▸ **EXERCISE BRIEF**:
Write the material out again in full, word for word. Do not include the pictures.

= = = = =

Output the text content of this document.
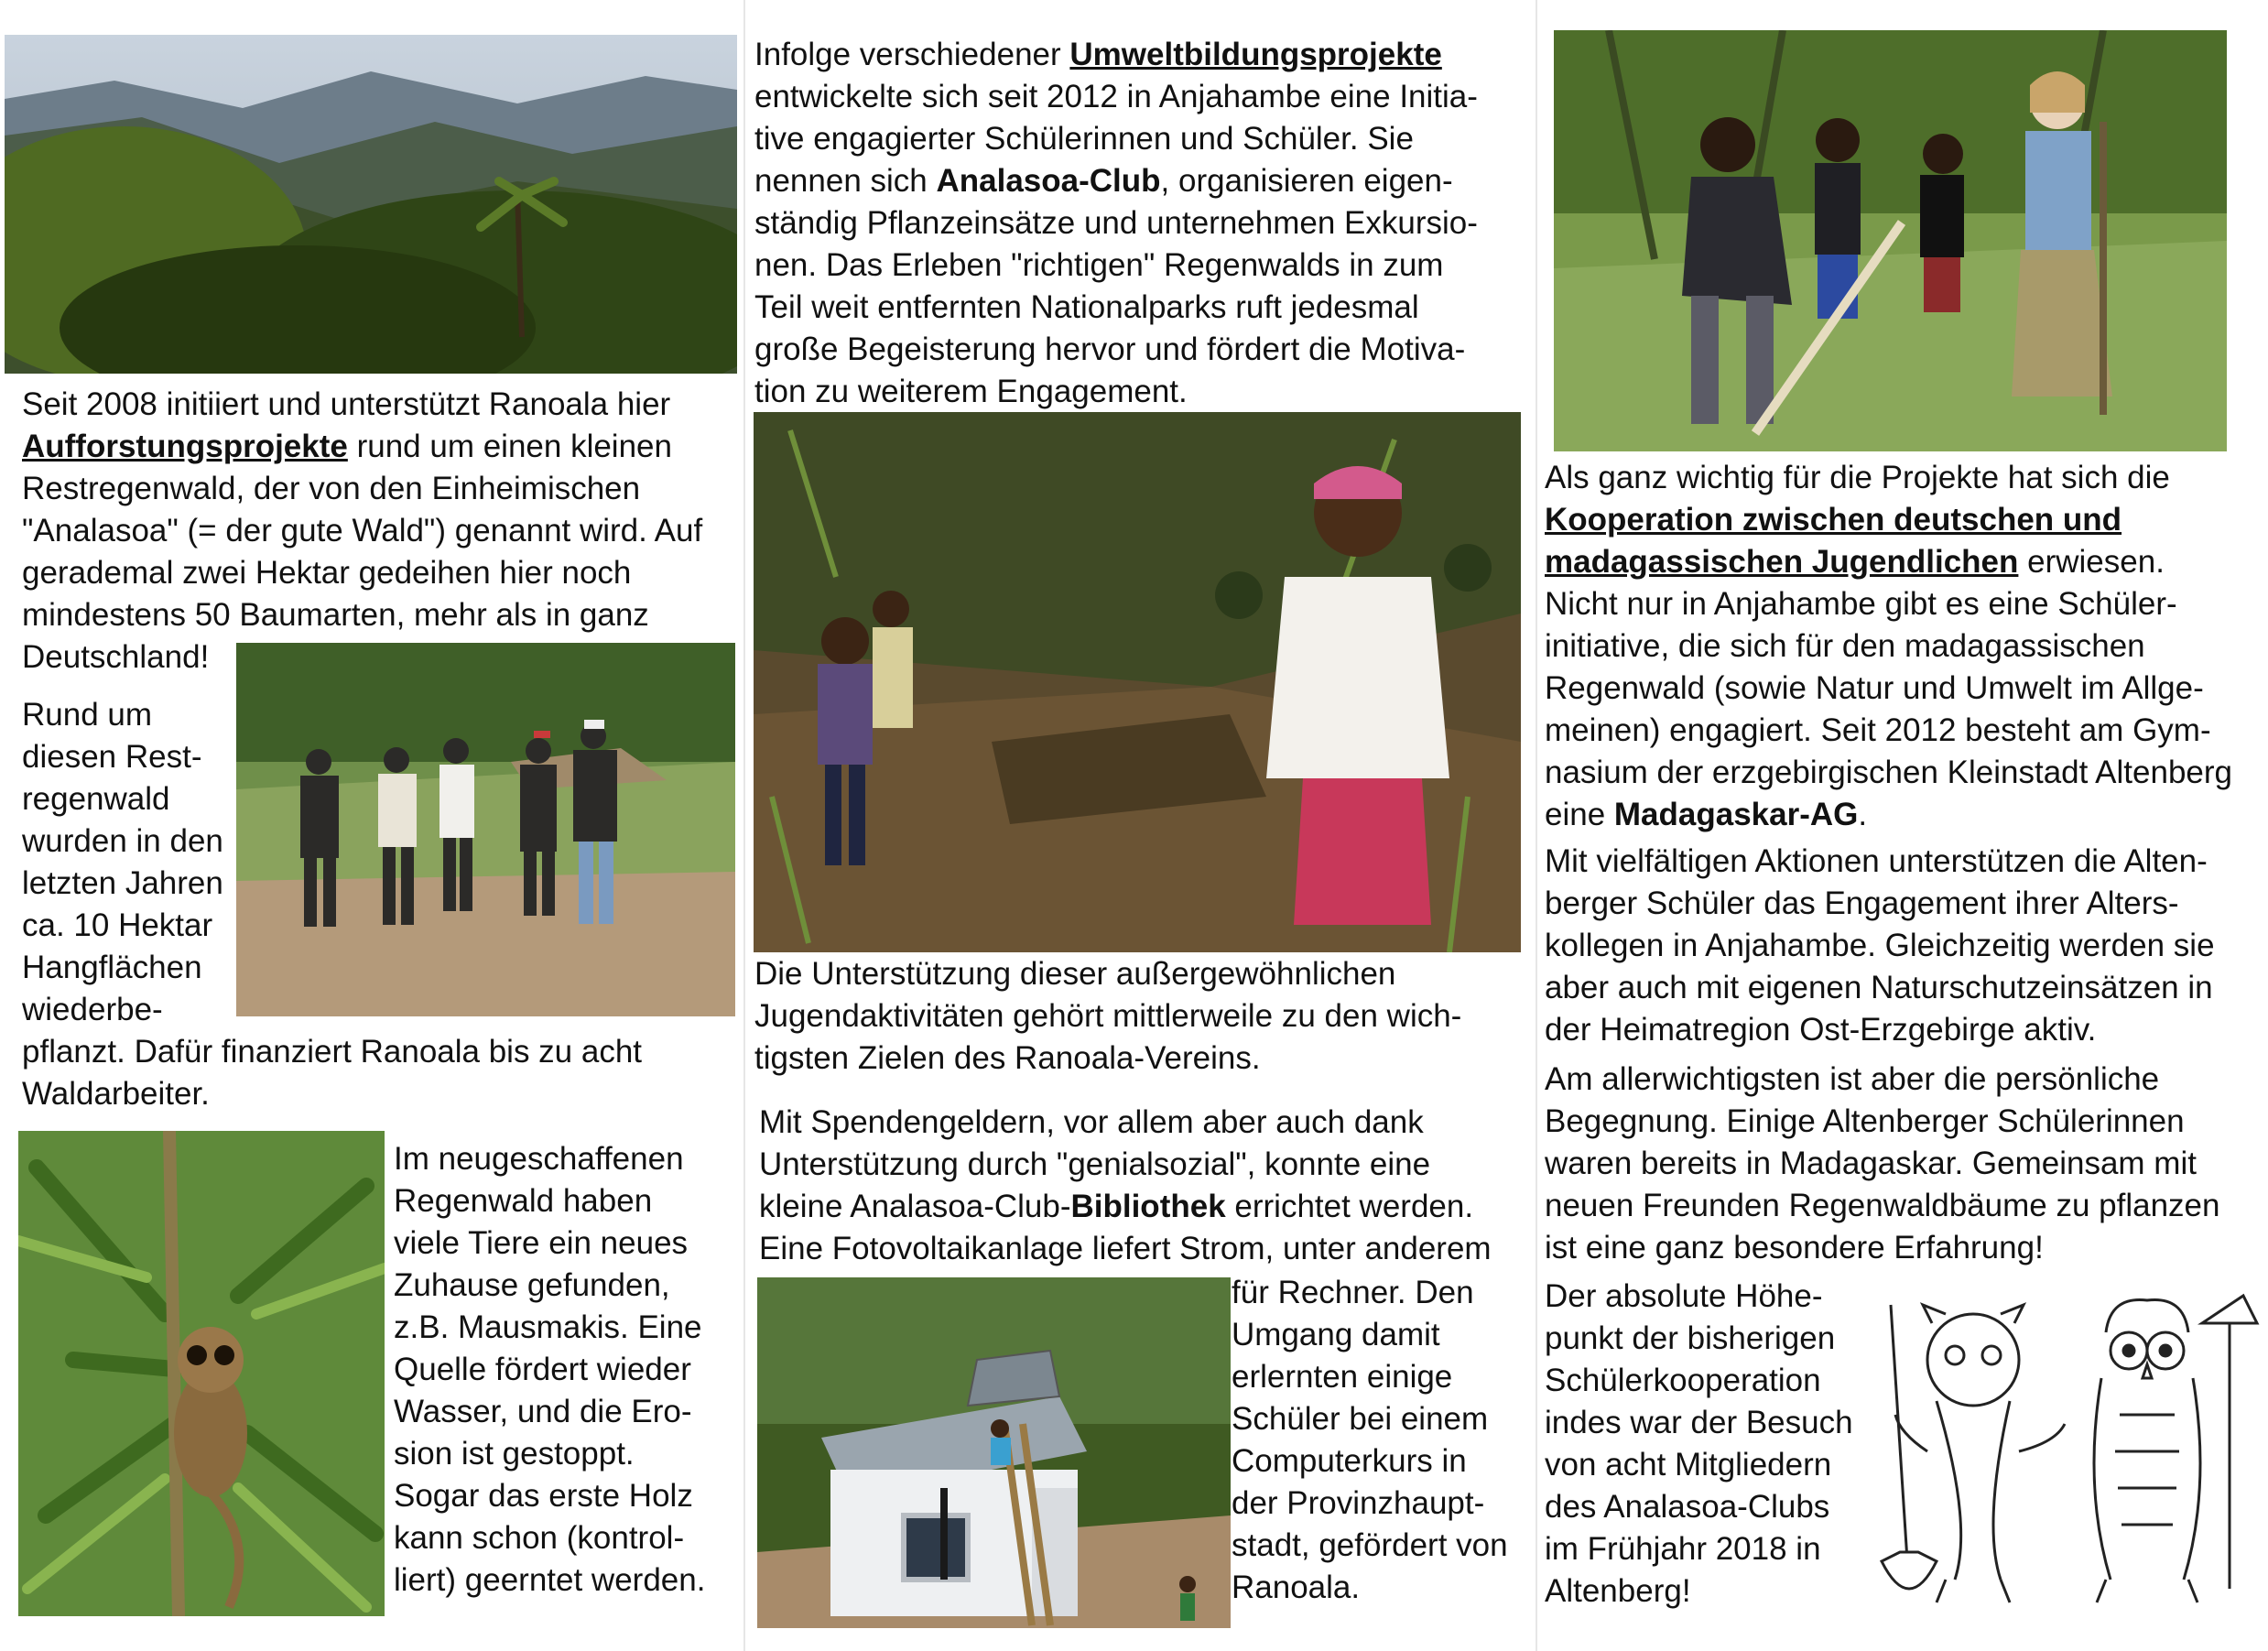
Seit 2008 initiiert und unterstützt Ranoala hier
Aufforstungsprojekte rund um einen kleinen
Restregenwald, der von den Einheimischen
"Analasoa" (= der gute Wald") genannt wird. Auf
gerademal zwei Hektar gedeihen hier noch
mindestens 50 Baumarten, mehr als in ganz
Deutschland!

Rund um
diesen Rest-
regenwald
wurden in den
letzten Jahren
ca. 10 Hektar
Hangflächen
wiederbe-

pflanzt. Dafür finanziert Ranoala bis zu acht
Waldarbeiter.

Im neugeschaffenen
Regenwald haben
viele Tiere ein neues
Zuhause gefunden,
z.B. Mausmakis. Eine
Quelle fördert wieder
Wasser, und die Ero-
sion ist gestoppt.
Sogar das erste Holz
kann schon (kontrol-
liert) geerntet werden.

Infolge verschiedener Umweltbildungsprojekte
entwickelte sich seit 2012 in Anjahambe eine Initia-
tive engagierter Schülerinnen und Schüler. Sie
nennen sich Analasoa-Club, organisieren eigen-
ständig Pflanzeinsätze und unternehmen Exkursio-
nen. Das Erleben "richtigen" Regenwalds in zum
Teil weit entfernten Nationalparks ruft jedesmal
große Begeisterung hervor und fördert die Motiva-
tion zu weiterem Engagement.

Die Unterstützung dieser außergewöhnlichen
Jugendaktivitäten gehört mittlerweile zu den wich-
tigsten Zielen des Ranoala-Vereins.

Mit Spendengeldern, vor allem aber auch dank
Unterstützung durch "genialsozial", konnte eine
kleine Analasoa-Club-Bibliothek errichtet werden.
Eine Fotovoltaikanlage liefert Strom, unter anderem

für Rechner. Den
Umgang damit
erlernten einige
Schüler bei einem
Computerkurs in
der Provinzhaupt-
stadt, gefördert von
Ranoala.

Als ganz wichtig für die Projekte hat sich die
Kooperation zwischen deutschen und
madagassischen Jugendlichen erwiesen.
Nicht nur in Anjahambe gibt es eine Schüler-
initiative, die sich für den madagassischen
Regenwald (sowie Natur und Umwelt im Allge-
meinen) engagiert. Seit 2012 besteht am Gym-
nasium der erzgebirgischen Kleinstadt Altenberg
eine Madagaskar-AG.

Mit vielfältigen Aktionen unterstützen die Alten-
berger Schüler das Engagement ihrer Alters-
kollegen in Anjahambe. Gleichzeitig werden sie
aber auch mit eigenen Naturschutzeinsätzen in
der Heimatregion Ost-Erzgebirge aktiv.

Am allerwichtigsten ist aber die persönliche
Begegnung. Einige Altenberger Schülerinnen
waren bereits in Madagaskar. Gemeinsam mit
neuen Freunden Regenwaldbäume zu pflanzen
ist eine ganz besondere Erfahrung!

Der absolute Höhe-
punkt der bisherigen
Schülerkooperation
indes war der Besuch
von acht Mitgliedern
des Analasoa-Clubs
im Frühjahr 2018 in
Altenberg!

= = = = =

▸ **TASK SOLUTION**:
Output the text content of this document.
Seit 2008 initiiert und unterstützt Ranoala hier
Aufforstungsprojekte rund um einen kleinen
Restregenwald, der von den Einheimischen
"Analasoa" (= der gute Wald") genannt wird. Auf
gerademal zwei Hektar gedeihen hier noch
mindestens 50 Baumarten, mehr als in ganz
Deutschland!

Rund um
diesen Rest-
regenwald
wurden in den
letzten Jahren
ca. 10 Hektar
Hangflächen
wiederbe-

pflanzt. Dafür finanziert Ranoala bis zu acht
Waldarbeiter.

Im neugeschaffenen
Regenwald haben
viele Tiere ein neues
Zuhause gefunden,
z.B. Mausmakis. Eine
Quelle fördert wieder
Wasser, und die Ero-
sion ist gestoppt.
Sogar das erste Holz
kann schon (kontrol-
liert) geerntet werden.

Infolge verschiedener Umweltbildungsprojekte
entwickelte sich seit 2012 in Anjahambe eine Initia-
tive engagierter Schülerinnen und Schüler. Sie
nennen sich Analasoa-Club, organisieren eigen-
ständig Pflanzeinsätze und unternehmen Exkursio-
nen. Das Erleben "richtigen" Regenwalds in zum
Teil weit entfernten Nationalparks ruft jedesmal
große Begeisterung hervor und fördert die Motiva-
tion zu weiterem Engagement.

Die Unterstützung dieser außergewöhnlichen
Jugendaktivitäten gehört mittlerweile zu den wich-
tigsten Zielen des Ranoala-Vereins.

Mit Spendengeldern, vor allem aber auch dank
Unterstützung durch "genialsozial", konnte eine
kleine Analasoa-Club-Bibliothek errichtet werden.
Eine Fotovoltaikanlage liefert Strom, unter anderem

für Rechner. Den
Umgang damit
erlernten einige
Schüler bei einem
Computerkurs in
der Provinzhaupt-
stadt, gefördert von
Ranoala.

Als ganz wichtig für die Projekte hat sich die
Kooperation zwischen deutschen und
madagassischen Jugendlichen erwiesen.
Nicht nur in Anjahambe gibt es eine Schüler-
initiative, die sich für den madagassischen
Regenwald (sowie Natur und Umwelt im Allge-
meinen) engagiert. Seit 2012 besteht am Gym-
nasium der erzgebirgischen Kleinstadt Altenberg
eine Madagaskar-AG.

Mit vielfältigen Aktionen unterstützen die Alten-
berger Schüler das Engagement ihrer Alters-
kollegen in Anjahambe. Gleichzeitig werden sie
aber auch mit eigenen Naturschutzeinsätzen in
der Heimatregion Ost-Erzgebirge aktiv.

Am allerwichtigsten ist aber die persönliche
Begegnung. Einige Altenberger Schülerinnen
waren bereits in Madagaskar. Gemeinsam mit
neuen Freunden Regenwaldbäume zu pflanzen
ist eine ganz besondere Erfahrung!

Der absolute Höhe-
punkt der bisherigen
Schülerkooperation
indes war der Besuch
von acht Mitgliedern
des Analasoa-Clubs
im Frühjahr 2018 in
Altenberg!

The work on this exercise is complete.